Stored data
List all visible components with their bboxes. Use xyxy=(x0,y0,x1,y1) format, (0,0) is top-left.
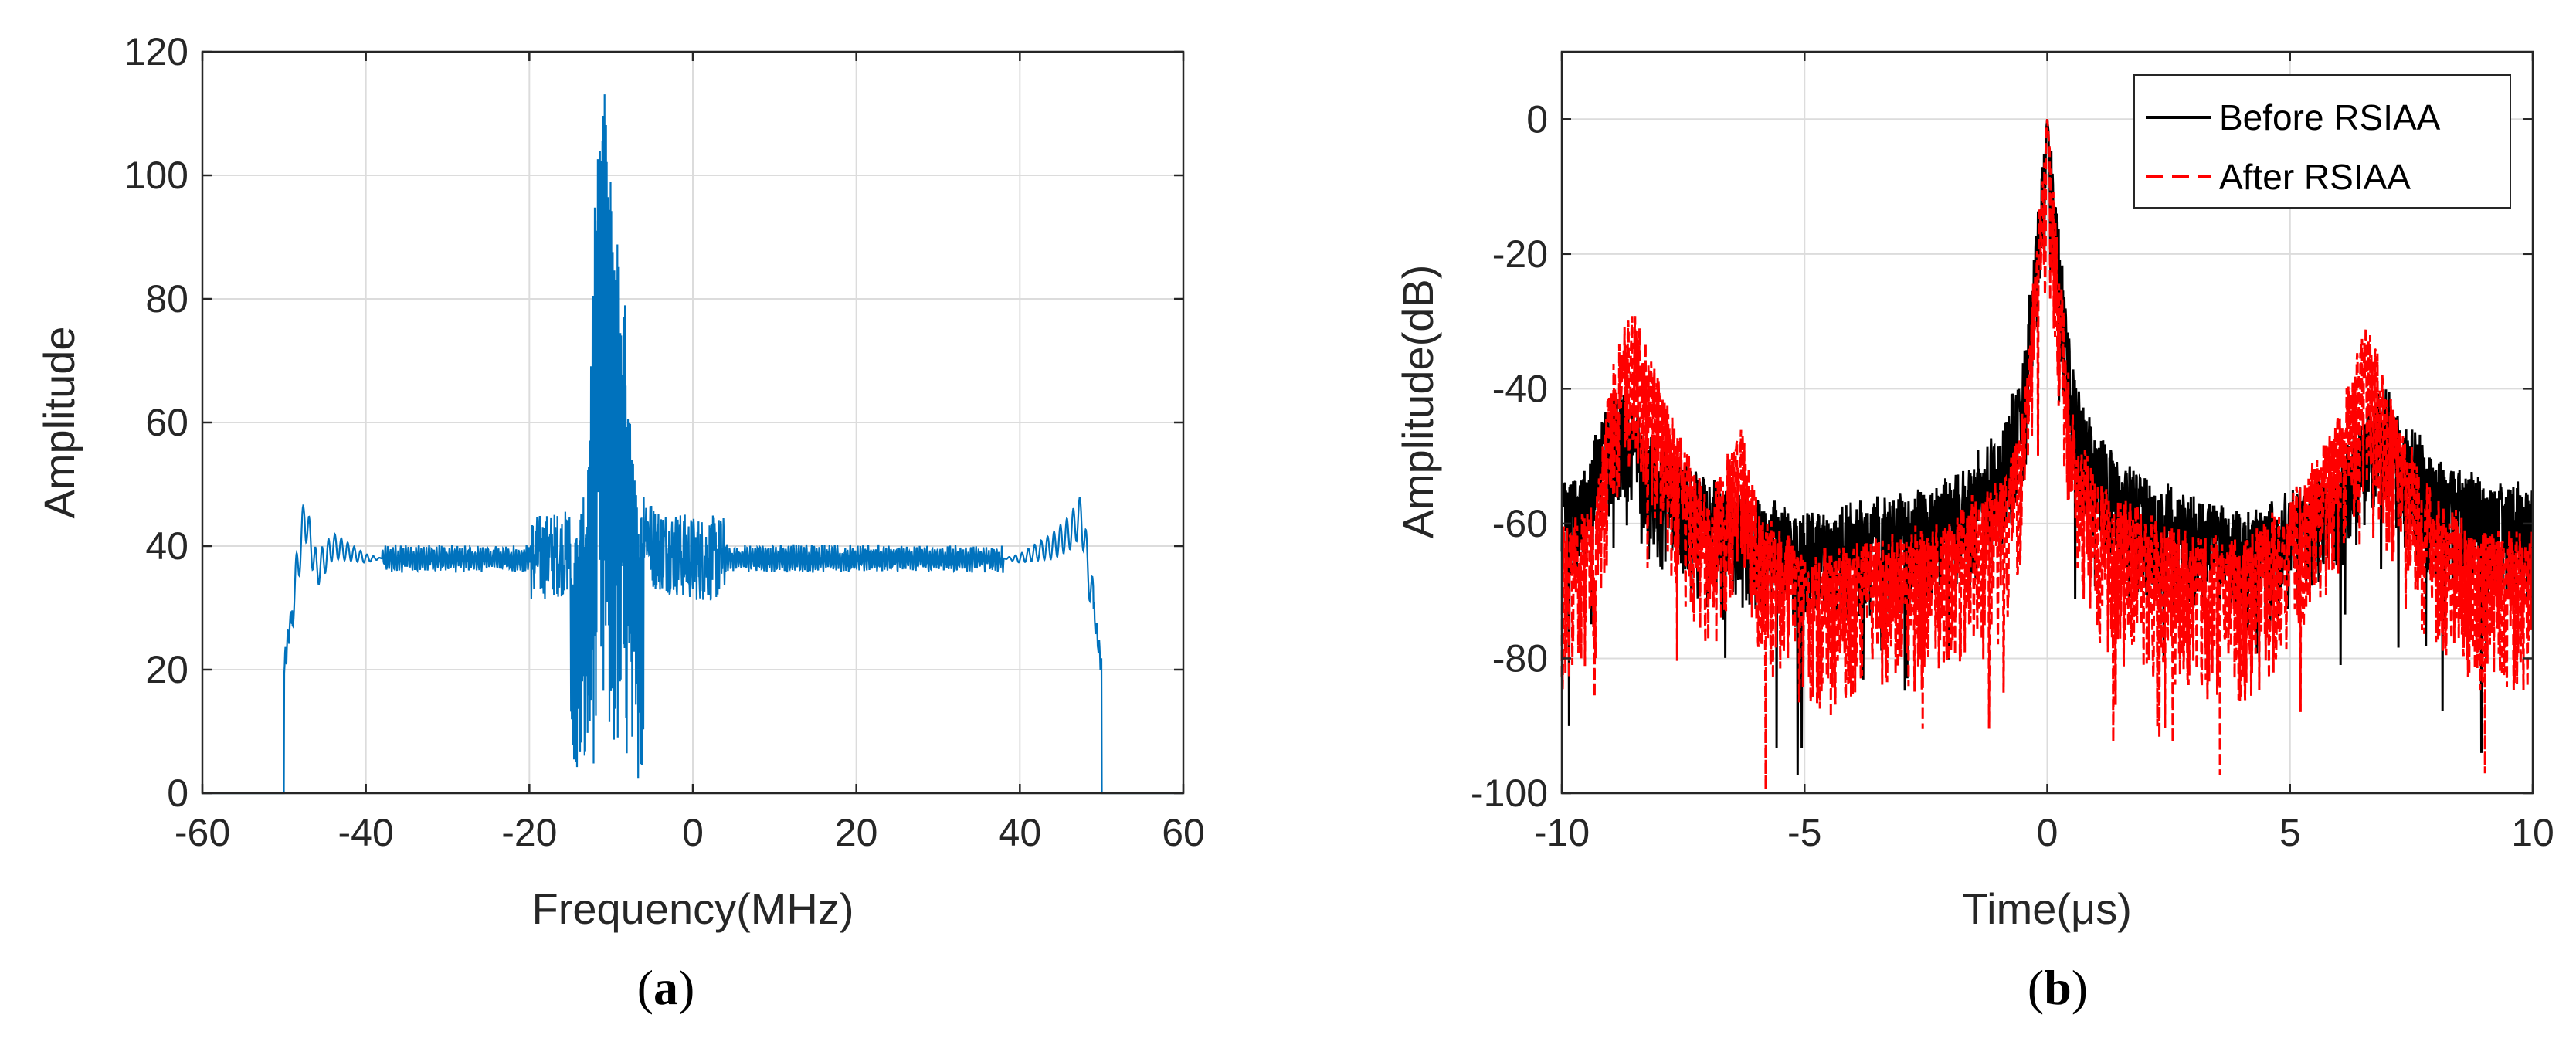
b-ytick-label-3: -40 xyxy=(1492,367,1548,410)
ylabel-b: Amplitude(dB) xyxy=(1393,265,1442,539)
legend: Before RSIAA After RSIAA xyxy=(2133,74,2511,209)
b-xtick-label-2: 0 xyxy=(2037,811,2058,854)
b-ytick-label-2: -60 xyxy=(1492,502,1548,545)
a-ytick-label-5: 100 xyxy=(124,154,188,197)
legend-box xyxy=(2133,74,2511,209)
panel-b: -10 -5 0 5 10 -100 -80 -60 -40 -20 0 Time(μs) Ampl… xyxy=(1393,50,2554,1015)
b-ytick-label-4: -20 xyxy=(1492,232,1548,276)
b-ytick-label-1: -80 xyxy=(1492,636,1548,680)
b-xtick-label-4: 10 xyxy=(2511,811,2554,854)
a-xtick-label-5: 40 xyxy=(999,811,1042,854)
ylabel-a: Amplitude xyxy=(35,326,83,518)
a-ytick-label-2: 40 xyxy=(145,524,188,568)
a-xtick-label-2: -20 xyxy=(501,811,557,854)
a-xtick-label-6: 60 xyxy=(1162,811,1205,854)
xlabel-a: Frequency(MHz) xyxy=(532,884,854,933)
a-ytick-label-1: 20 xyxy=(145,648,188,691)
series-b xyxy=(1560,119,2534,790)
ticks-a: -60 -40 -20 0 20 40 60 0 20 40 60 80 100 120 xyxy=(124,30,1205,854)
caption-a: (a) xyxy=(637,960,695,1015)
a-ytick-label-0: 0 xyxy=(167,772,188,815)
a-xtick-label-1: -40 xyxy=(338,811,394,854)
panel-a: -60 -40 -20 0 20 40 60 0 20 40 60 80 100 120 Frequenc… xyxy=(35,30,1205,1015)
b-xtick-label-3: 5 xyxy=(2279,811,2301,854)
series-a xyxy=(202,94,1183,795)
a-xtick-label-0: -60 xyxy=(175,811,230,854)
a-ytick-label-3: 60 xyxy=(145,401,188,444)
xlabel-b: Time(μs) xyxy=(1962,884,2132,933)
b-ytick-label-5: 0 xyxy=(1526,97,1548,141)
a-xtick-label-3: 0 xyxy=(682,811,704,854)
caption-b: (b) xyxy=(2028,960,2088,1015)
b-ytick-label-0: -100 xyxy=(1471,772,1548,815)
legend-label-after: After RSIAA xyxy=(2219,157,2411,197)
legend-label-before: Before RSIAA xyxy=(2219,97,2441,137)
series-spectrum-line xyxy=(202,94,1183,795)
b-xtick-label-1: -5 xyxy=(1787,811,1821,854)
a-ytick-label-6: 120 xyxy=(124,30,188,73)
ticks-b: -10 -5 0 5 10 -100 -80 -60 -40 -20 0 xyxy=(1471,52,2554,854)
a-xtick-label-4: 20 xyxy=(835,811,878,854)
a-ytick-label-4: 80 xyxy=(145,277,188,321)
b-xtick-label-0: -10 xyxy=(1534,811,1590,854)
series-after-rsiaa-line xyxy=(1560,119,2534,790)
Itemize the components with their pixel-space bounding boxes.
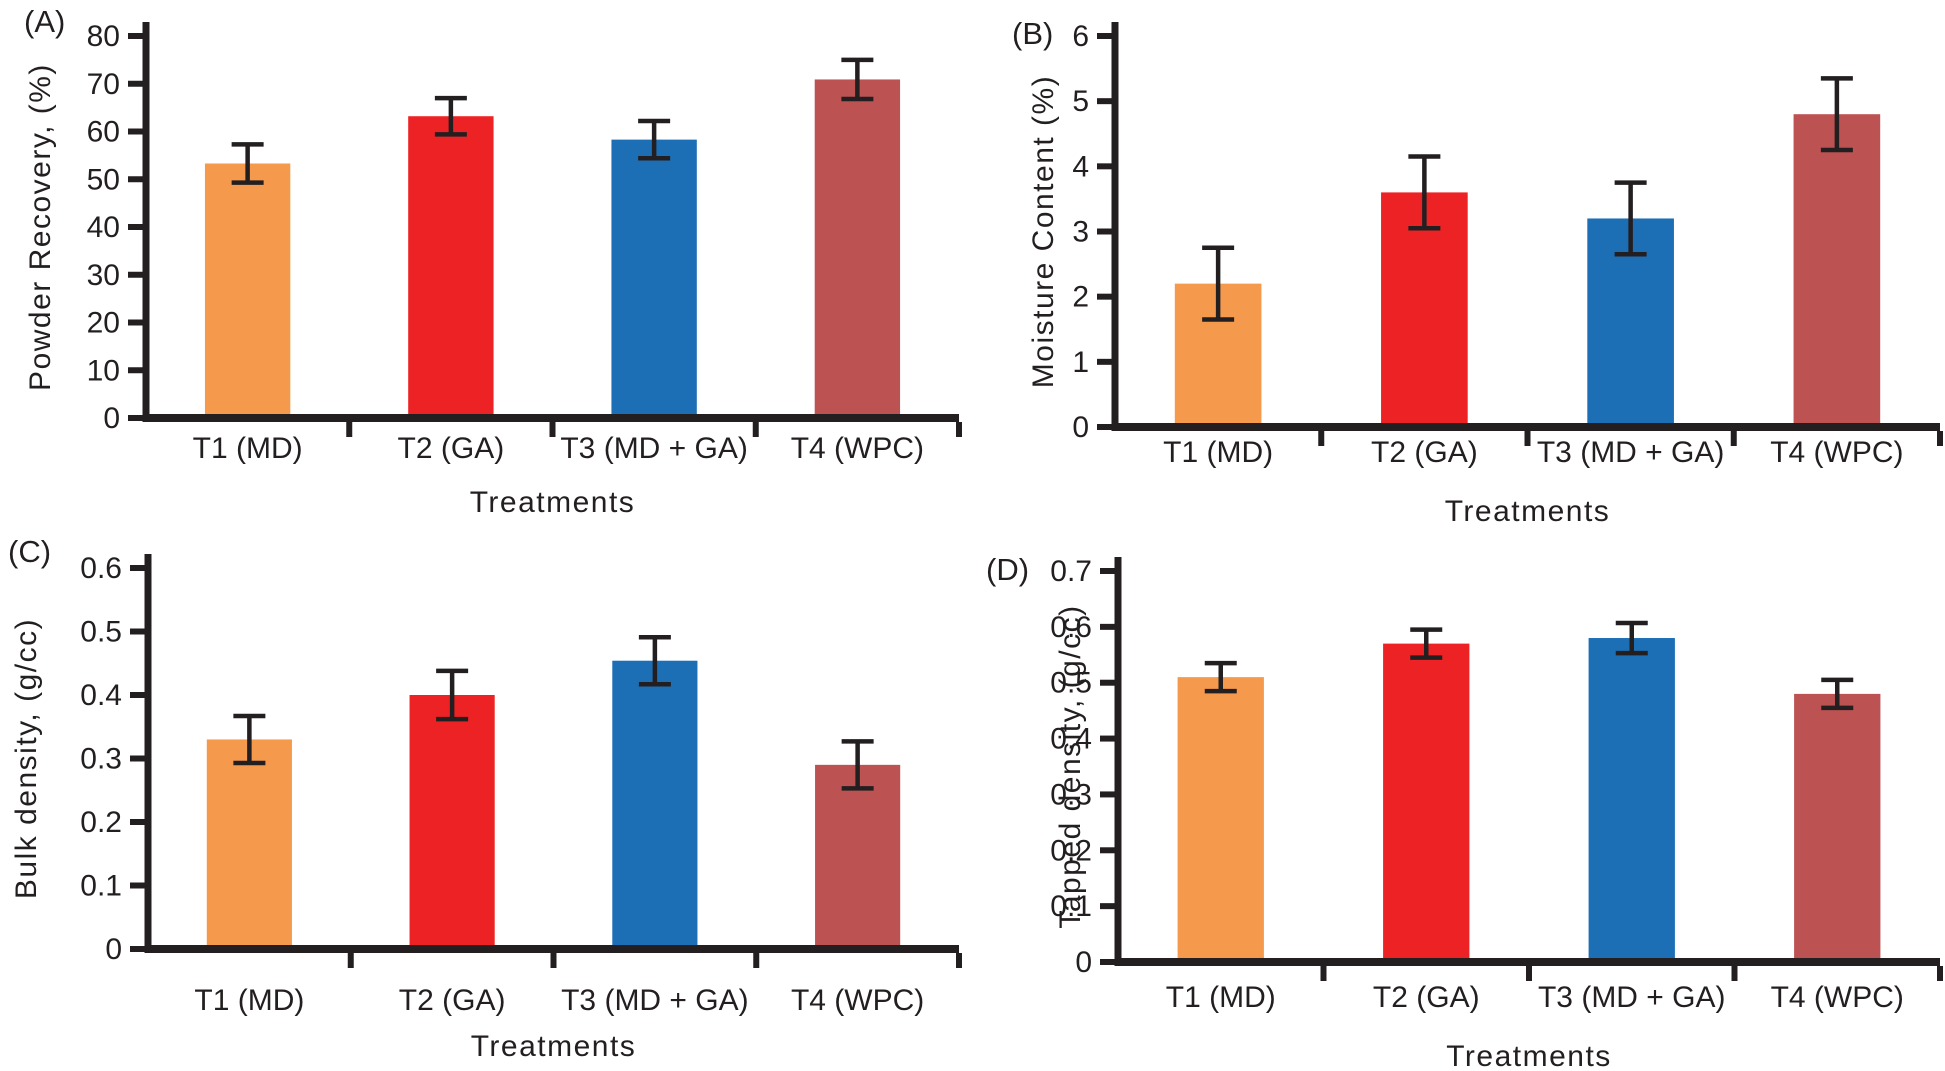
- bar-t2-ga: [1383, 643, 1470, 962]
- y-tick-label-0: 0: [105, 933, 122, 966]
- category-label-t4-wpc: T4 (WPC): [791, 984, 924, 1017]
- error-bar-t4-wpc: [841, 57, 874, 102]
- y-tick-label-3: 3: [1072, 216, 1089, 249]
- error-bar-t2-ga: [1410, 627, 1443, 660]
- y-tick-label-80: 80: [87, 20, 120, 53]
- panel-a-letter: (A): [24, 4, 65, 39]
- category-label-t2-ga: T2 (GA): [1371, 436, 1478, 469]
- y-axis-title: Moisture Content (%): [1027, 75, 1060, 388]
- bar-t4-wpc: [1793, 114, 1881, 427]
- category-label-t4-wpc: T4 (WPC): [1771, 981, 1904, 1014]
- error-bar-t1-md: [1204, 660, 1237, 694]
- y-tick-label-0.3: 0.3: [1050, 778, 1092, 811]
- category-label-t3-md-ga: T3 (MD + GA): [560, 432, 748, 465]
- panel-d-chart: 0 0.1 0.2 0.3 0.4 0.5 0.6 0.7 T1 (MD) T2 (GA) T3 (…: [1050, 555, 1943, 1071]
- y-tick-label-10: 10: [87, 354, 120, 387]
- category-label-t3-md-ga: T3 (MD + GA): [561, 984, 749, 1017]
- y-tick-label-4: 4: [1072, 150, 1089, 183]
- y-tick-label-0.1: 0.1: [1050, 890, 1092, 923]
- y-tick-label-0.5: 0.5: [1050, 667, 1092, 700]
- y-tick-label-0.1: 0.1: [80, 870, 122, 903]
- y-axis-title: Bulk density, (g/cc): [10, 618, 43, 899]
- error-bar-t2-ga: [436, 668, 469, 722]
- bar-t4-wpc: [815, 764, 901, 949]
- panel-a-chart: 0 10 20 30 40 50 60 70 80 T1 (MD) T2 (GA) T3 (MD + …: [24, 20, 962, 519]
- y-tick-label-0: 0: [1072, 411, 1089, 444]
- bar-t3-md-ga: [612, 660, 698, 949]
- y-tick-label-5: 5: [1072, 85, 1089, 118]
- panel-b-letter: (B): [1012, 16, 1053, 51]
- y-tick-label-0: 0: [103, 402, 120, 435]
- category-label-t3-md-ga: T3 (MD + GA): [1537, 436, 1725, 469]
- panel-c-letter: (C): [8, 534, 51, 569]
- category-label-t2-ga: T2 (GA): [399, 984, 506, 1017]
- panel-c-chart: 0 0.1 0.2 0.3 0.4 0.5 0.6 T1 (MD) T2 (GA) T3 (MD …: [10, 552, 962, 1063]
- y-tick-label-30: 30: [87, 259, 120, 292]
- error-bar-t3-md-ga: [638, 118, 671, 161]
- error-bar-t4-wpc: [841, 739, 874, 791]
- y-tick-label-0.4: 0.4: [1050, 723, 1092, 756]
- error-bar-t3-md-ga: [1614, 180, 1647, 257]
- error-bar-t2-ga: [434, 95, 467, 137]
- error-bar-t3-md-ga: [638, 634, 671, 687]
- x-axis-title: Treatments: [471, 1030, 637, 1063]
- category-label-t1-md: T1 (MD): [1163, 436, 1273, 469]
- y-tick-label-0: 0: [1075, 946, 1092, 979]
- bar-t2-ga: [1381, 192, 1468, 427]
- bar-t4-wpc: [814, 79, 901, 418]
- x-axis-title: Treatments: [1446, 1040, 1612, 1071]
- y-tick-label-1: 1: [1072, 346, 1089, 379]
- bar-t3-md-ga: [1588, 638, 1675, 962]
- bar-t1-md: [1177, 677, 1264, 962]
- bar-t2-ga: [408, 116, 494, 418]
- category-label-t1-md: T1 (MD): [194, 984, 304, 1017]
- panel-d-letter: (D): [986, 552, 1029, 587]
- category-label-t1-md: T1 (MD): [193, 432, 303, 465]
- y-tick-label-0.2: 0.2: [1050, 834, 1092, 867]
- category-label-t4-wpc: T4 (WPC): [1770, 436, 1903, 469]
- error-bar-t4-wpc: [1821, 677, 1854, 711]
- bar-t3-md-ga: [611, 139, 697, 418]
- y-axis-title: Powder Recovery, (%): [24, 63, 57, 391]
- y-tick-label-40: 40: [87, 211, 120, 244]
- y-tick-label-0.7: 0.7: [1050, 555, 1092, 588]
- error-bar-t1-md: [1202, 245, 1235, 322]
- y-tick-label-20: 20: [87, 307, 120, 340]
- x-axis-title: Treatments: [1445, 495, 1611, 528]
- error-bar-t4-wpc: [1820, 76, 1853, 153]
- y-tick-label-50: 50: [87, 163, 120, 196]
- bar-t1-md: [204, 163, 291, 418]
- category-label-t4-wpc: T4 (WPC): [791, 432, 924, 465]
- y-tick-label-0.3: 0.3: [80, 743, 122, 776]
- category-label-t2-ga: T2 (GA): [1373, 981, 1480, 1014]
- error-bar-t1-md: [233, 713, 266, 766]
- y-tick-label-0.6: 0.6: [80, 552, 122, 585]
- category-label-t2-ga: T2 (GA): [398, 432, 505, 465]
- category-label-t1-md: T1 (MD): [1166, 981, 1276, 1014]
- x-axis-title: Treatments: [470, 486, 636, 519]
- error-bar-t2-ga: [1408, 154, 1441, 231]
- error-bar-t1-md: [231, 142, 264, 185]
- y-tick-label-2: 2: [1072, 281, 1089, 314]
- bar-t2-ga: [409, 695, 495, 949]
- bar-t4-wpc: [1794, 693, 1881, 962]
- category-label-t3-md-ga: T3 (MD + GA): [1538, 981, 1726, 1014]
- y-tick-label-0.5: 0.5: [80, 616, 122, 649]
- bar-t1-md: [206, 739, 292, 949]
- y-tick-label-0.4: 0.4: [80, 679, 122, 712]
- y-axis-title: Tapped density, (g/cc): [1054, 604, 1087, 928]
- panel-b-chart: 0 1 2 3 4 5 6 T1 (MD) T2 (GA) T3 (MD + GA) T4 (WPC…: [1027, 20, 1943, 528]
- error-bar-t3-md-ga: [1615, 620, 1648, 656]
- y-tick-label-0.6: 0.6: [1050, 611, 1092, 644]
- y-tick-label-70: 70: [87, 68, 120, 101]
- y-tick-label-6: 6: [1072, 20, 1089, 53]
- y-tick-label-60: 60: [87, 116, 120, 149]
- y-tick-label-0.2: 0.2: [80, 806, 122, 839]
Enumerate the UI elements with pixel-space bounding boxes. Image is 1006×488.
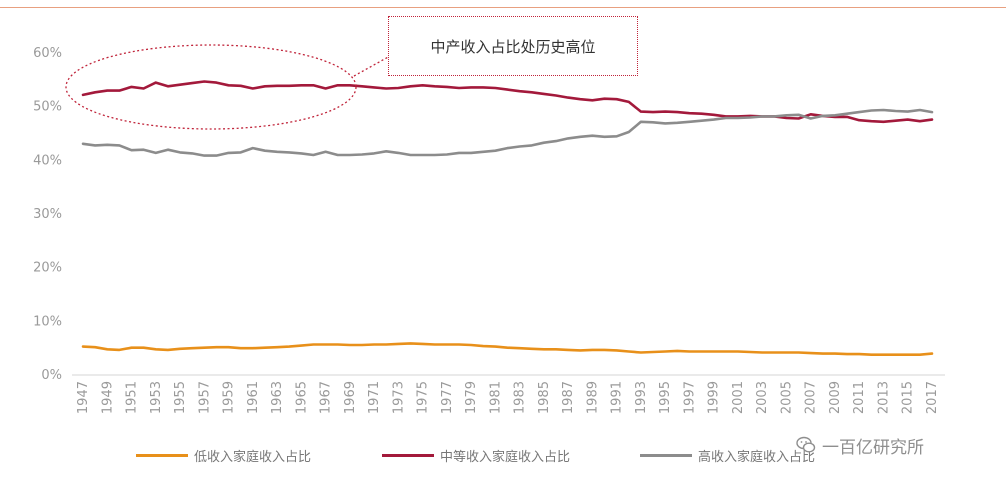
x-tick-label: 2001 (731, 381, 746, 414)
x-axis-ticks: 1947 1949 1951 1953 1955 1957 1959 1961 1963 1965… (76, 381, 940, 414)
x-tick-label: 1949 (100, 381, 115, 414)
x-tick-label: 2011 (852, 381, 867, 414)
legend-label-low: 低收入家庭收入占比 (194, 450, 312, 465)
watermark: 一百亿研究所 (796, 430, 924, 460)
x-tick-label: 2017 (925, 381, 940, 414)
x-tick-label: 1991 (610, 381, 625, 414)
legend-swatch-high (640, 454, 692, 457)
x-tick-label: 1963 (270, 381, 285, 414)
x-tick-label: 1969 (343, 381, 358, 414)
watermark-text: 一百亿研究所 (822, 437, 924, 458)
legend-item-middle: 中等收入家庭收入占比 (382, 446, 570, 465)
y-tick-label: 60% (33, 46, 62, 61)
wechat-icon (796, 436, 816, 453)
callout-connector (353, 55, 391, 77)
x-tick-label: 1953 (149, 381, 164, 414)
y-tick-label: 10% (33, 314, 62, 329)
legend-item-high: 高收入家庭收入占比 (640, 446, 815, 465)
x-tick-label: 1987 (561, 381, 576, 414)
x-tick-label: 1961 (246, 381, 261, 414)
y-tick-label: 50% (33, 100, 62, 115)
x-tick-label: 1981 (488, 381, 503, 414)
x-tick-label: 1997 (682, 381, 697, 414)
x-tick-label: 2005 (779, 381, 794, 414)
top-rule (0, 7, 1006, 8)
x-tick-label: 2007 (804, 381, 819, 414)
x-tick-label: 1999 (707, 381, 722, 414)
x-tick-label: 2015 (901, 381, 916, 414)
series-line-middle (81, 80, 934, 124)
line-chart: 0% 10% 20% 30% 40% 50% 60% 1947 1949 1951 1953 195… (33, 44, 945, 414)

PROMPT → Print the part of the records that opens with the line containing "x-tick-label: 2001 (731, 381, 746, 414)" and closes with the line containing "legend-label-low: 低收入家庭收入占比 (194, 450, 312, 465)", both lines included, reproducing each line character for character.

SOLUTION TO THIS TASK →
x-tick-label: 2001 (731, 381, 746, 414)
x-axis-ticks: 1947 1949 1951 1953 1955 1957 1959 1961 1963 1965… (76, 381, 940, 414)
x-tick-label: 1949 (100, 381, 115, 414)
x-tick-label: 2011 (852, 381, 867, 414)
legend-label-low: 低收入家庭收入占比 (194, 450, 312, 465)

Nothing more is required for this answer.